_SET EXERCISE_
Check every line of the material below for the string "opportunità", and return the ones that have it.

_RECORDS PROVIDED_
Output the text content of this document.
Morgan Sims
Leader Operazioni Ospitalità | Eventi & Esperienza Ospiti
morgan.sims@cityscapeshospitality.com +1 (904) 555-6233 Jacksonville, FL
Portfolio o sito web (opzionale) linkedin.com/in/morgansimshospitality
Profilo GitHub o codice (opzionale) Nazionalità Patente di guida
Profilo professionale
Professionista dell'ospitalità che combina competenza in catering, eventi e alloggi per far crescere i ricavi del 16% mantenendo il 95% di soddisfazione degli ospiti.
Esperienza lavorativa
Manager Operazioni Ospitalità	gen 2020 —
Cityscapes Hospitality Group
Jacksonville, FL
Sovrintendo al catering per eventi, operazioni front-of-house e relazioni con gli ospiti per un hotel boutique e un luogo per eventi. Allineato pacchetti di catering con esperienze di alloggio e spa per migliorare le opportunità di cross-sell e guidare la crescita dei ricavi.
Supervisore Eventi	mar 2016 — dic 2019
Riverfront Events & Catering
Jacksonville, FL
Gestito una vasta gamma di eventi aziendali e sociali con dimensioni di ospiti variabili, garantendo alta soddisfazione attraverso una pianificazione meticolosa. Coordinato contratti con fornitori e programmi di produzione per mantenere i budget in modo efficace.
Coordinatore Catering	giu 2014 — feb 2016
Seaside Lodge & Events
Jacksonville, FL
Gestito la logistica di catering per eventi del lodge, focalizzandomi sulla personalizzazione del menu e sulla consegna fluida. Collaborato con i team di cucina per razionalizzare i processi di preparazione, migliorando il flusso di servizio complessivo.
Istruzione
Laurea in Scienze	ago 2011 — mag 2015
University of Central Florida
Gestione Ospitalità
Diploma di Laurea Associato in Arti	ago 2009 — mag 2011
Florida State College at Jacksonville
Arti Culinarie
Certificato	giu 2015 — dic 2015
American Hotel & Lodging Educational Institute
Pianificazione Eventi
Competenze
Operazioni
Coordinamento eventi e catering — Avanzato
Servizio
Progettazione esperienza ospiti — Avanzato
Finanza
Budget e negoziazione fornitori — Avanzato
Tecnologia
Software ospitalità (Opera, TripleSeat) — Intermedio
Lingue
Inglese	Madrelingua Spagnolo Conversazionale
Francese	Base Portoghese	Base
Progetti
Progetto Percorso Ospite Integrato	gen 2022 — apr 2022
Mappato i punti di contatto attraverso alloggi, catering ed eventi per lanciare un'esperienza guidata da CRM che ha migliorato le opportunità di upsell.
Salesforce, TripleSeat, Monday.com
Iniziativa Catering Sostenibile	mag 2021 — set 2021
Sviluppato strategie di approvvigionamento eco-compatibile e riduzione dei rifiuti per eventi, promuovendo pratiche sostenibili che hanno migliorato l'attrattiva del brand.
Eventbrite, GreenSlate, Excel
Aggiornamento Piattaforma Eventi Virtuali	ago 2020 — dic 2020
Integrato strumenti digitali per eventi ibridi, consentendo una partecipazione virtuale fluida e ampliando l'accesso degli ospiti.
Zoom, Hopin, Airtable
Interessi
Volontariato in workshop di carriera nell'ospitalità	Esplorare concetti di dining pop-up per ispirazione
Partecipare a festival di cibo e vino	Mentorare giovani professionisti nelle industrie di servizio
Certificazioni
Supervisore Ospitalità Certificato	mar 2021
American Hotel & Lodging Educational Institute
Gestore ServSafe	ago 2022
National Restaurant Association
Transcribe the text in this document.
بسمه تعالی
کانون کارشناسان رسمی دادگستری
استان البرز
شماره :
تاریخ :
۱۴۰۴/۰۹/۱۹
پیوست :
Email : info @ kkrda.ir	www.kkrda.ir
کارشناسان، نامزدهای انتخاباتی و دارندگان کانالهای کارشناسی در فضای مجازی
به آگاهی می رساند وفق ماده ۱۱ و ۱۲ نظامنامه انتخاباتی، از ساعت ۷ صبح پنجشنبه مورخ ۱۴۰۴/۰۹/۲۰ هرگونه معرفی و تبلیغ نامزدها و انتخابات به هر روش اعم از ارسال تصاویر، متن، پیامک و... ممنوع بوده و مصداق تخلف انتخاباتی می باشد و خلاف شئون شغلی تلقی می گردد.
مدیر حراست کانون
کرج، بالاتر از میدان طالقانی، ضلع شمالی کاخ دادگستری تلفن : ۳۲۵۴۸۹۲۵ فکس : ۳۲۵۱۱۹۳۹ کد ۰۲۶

_ANSWER TO THE PROBLEM_
Sovrintendo al catering per eventi, operazioni front-of-house e relazioni con gli ospiti per un hotel boutique e un luogo per eventi. Allineato pacchetti di catering con esperienze di alloggio e spa per migliorare le opportunità di cross-sell e guidare la crescita dei ricavi.
Mappato i punti di contatto attraverso alloggi, catering ed eventi per lanciare un'esperienza guidata da CRM che ha migliorato le opportunità di upsell.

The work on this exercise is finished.